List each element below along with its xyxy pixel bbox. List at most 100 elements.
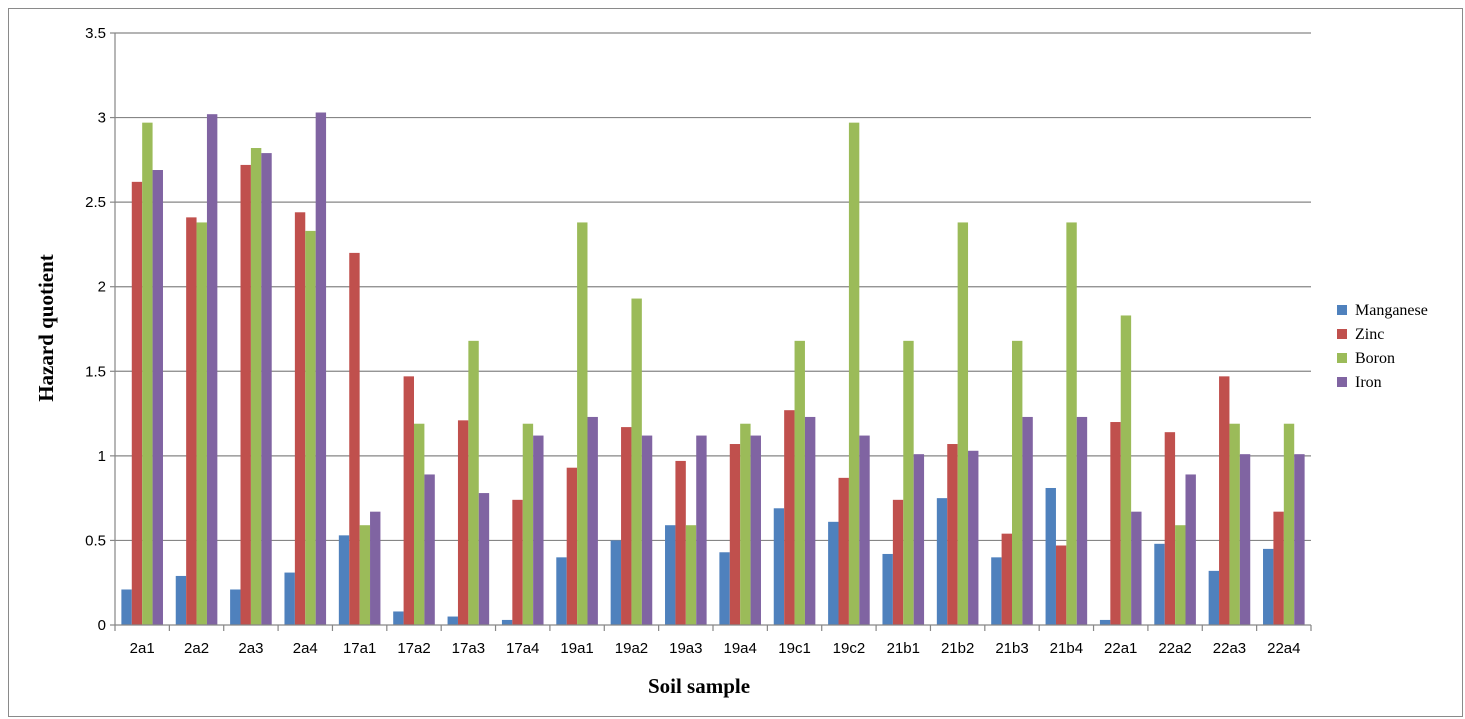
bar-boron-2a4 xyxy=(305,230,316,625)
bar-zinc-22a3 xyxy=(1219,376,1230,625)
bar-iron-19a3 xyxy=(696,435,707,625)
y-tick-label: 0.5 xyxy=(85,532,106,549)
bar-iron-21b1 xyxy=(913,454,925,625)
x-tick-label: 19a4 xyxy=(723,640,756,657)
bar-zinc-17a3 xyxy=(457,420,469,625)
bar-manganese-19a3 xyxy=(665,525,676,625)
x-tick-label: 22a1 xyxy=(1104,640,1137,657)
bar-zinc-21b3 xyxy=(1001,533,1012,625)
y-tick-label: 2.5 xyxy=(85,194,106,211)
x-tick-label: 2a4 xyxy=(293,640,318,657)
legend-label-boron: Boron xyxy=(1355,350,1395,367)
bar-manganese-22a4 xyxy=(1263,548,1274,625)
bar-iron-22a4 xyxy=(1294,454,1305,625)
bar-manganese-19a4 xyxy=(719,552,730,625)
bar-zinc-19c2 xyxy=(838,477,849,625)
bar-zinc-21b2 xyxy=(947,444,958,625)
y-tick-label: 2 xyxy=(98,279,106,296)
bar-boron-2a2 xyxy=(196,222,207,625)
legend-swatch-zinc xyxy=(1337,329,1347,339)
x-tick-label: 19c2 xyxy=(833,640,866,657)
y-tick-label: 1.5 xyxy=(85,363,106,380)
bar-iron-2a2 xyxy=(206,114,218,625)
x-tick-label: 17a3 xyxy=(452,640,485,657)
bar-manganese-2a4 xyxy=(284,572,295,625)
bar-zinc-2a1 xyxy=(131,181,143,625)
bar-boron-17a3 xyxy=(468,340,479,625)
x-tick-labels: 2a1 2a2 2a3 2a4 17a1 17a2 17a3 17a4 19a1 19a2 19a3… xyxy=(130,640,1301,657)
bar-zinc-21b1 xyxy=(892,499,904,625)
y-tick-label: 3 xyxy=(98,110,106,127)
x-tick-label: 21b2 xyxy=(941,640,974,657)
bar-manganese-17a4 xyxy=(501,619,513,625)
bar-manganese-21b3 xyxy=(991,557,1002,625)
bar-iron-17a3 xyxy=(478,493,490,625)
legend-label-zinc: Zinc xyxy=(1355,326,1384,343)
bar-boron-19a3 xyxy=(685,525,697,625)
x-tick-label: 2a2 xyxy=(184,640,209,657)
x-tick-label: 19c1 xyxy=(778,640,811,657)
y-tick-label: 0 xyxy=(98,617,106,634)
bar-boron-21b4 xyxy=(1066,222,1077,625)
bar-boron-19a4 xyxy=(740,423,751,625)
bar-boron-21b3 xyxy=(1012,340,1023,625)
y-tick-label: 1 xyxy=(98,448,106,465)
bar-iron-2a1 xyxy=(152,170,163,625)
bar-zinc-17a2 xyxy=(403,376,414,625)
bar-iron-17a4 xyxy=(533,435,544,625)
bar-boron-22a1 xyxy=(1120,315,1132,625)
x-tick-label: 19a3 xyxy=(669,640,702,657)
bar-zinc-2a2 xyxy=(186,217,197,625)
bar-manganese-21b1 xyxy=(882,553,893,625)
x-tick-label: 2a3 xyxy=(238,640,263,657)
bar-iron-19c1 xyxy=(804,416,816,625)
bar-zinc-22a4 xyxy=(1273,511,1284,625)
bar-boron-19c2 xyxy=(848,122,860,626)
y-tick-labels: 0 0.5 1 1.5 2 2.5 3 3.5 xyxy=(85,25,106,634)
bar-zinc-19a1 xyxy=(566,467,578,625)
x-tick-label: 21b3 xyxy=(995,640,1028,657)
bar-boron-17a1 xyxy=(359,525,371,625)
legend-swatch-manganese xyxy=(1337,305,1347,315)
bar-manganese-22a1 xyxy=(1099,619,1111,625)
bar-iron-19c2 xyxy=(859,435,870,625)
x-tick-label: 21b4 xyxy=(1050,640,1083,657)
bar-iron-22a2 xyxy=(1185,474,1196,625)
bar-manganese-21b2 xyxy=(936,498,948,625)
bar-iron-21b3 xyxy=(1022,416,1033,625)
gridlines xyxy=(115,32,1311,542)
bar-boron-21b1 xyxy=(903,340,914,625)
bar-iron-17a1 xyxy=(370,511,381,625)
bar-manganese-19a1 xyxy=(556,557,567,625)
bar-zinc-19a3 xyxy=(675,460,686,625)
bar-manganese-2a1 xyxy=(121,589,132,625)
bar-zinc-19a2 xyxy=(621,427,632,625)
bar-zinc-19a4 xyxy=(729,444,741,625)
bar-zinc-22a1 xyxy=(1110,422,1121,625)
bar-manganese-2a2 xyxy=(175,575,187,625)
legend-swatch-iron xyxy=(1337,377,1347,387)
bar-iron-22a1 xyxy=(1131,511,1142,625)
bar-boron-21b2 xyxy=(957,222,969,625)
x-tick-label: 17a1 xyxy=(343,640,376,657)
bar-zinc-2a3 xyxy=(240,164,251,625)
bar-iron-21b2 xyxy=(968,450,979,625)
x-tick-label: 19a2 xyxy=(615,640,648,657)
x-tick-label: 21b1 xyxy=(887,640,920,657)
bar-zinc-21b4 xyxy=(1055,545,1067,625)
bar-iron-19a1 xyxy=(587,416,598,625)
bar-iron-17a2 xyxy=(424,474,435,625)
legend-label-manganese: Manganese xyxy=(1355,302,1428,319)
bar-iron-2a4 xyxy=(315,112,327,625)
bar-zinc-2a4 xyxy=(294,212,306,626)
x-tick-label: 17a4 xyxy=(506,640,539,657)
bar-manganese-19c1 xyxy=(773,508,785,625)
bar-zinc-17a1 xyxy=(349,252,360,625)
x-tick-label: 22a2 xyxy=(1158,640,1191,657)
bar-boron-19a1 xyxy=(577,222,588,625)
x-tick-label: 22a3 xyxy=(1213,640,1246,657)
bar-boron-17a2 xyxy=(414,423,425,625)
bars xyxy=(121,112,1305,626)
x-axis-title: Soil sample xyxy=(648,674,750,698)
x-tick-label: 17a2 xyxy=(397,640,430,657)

- AIM OF THE EXERCISE
Quote the listing above verbatim, omitting the picture.

- FULL ANSWER
List each element below along with its xyxy pixel bbox. List at most 100 elements.
bar-boron-2a4 xyxy=(305,230,316,625)
bar-zinc-22a3 xyxy=(1219,376,1230,625)
bar-iron-19a3 xyxy=(696,435,707,625)
y-tick-label: 0.5 xyxy=(85,532,106,549)
bar-iron-21b1 xyxy=(913,454,925,625)
x-tick-label: 19a4 xyxy=(723,640,756,657)
bar-zinc-17a3 xyxy=(457,420,469,625)
bar-manganese-19a3 xyxy=(665,525,676,625)
x-tick-label: 22a1 xyxy=(1104,640,1137,657)
bar-zinc-21b3 xyxy=(1001,533,1012,625)
y-tick-label: 2.5 xyxy=(85,194,106,211)
x-tick-label: 2a4 xyxy=(293,640,318,657)
legend-label-boron: Boron xyxy=(1355,350,1395,367)
bar-manganese-22a4 xyxy=(1263,548,1274,625)
bar-iron-22a4 xyxy=(1294,454,1305,625)
bar-manganese-19a4 xyxy=(719,552,730,625)
bar-zinc-19c2 xyxy=(838,477,849,625)
bar-zinc-21b2 xyxy=(947,444,958,625)
y-tick-label: 2 xyxy=(98,279,106,296)
bar-boron-2a2 xyxy=(196,222,207,625)
legend-swatch-zinc xyxy=(1337,329,1347,339)
x-tick-label: 19c2 xyxy=(833,640,866,657)
y-tick-label: 1.5 xyxy=(85,363,106,380)
bar-iron-2a2 xyxy=(206,114,218,625)
x-tick-label: 17a3 xyxy=(452,640,485,657)
bar-manganese-2a4 xyxy=(284,572,295,625)
bar-zinc-2a1 xyxy=(131,181,143,625)
bar-boron-17a3 xyxy=(468,340,479,625)
x-tick-labels: 2a1 2a2 2a3 2a4 17a1 17a2 17a3 17a4 19a1 19a2 19a3… xyxy=(130,640,1301,657)
bar-zinc-21b1 xyxy=(892,499,904,625)
y-tick-label: 3 xyxy=(98,110,106,127)
x-tick-label: 21b2 xyxy=(941,640,974,657)
bar-manganese-17a4 xyxy=(501,619,513,625)
bar-manganese-21b3 xyxy=(991,557,1002,625)
bar-iron-17a3 xyxy=(478,493,490,625)
legend-label-zinc: Zinc xyxy=(1355,326,1384,343)
bar-boron-19a3 xyxy=(685,525,697,625)
x-tick-label: 2a2 xyxy=(184,640,209,657)
x-tick-label: 19c1 xyxy=(778,640,811,657)
y-tick-label: 0 xyxy=(98,617,106,634)
bar-boron-21b4 xyxy=(1066,222,1077,625)
bar-boron-19a4 xyxy=(740,423,751,625)
bar-boron-21b3 xyxy=(1012,340,1023,625)
y-tick-label: 1 xyxy=(98,448,106,465)
bar-iron-2a1 xyxy=(152,170,163,625)
bar-zinc-17a2 xyxy=(403,376,414,625)
bar-iron-17a4 xyxy=(533,435,544,625)
bar-boron-22a1 xyxy=(1120,315,1132,625)
x-tick-label: 19a3 xyxy=(669,640,702,657)
bar-zinc-2a2 xyxy=(186,217,197,625)
bar-manganese-21b1 xyxy=(882,553,893,625)
x-tick-label: 2a3 xyxy=(238,640,263,657)
bar-iron-19c1 xyxy=(804,416,816,625)
bar-zinc-22a4 xyxy=(1273,511,1284,625)
bar-boron-19c2 xyxy=(848,122,860,626)
y-tick-labels: 0 0.5 1 1.5 2 2.5 3 3.5 xyxy=(85,25,106,634)
bar-zinc-19a1 xyxy=(566,467,578,625)
x-tick-label: 21b3 xyxy=(995,640,1028,657)
bar-boron-17a1 xyxy=(359,525,371,625)
legend-swatch-manganese xyxy=(1337,305,1347,315)
bar-manganese-22a1 xyxy=(1099,619,1111,625)
bar-iron-19c2 xyxy=(859,435,870,625)
x-tick-label: 21b4 xyxy=(1050,640,1083,657)
bar-iron-22a2 xyxy=(1185,474,1196,625)
bar-manganese-21b2 xyxy=(936,498,948,625)
bar-iron-21b3 xyxy=(1022,416,1033,625)
gridlines xyxy=(115,32,1311,542)
bar-boron-21b1 xyxy=(903,340,914,625)
bar-iron-17a1 xyxy=(370,511,381,625)
bar-manganese-19a1 xyxy=(556,557,567,625)
bar-zinc-19a3 xyxy=(675,460,686,625)
bar-manganese-2a1 xyxy=(121,589,132,625)
bar-zinc-19a2 xyxy=(621,427,632,625)
bar-zinc-19a4 xyxy=(729,444,741,625)
bar-zinc-22a1 xyxy=(1110,422,1121,625)
bar-manganese-2a2 xyxy=(175,575,187,625)
legend-swatch-iron xyxy=(1337,377,1347,387)
bar-iron-22a1 xyxy=(1131,511,1142,625)
bar-boron-21b2 xyxy=(957,222,969,625)
x-tick-label: 17a1 xyxy=(343,640,376,657)
bar-zinc-2a3 xyxy=(240,164,251,625)
bar-iron-21b2 xyxy=(968,450,979,625)
x-tick-label: 19a2 xyxy=(615,640,648,657)
x-tick-label: 21b1 xyxy=(887,640,920,657)
bar-zinc-21b4 xyxy=(1055,545,1067,625)
bar-iron-19a1 xyxy=(587,416,598,625)
bar-iron-17a2 xyxy=(424,474,435,625)
legend-label-manganese: Manganese xyxy=(1355,302,1428,319)
bar-iron-2a4 xyxy=(315,112,327,625)
bar-zinc-2a4 xyxy=(294,212,306,626)
x-tick-label: 17a4 xyxy=(506,640,539,657)
bar-manganese-19c1 xyxy=(773,508,785,625)
bar-zinc-17a1 xyxy=(349,252,360,625)
x-tick-label: 22a2 xyxy=(1158,640,1191,657)
bar-boron-19a1 xyxy=(577,222,588,625)
x-tick-label: 22a3 xyxy=(1213,640,1246,657)
bar-boron-17a2 xyxy=(414,423,425,625)
bars xyxy=(121,112,1305,626)
x-axis-title: Soil sample xyxy=(648,674,750,698)
x-tick-label: 17a2 xyxy=(397,640,430,657)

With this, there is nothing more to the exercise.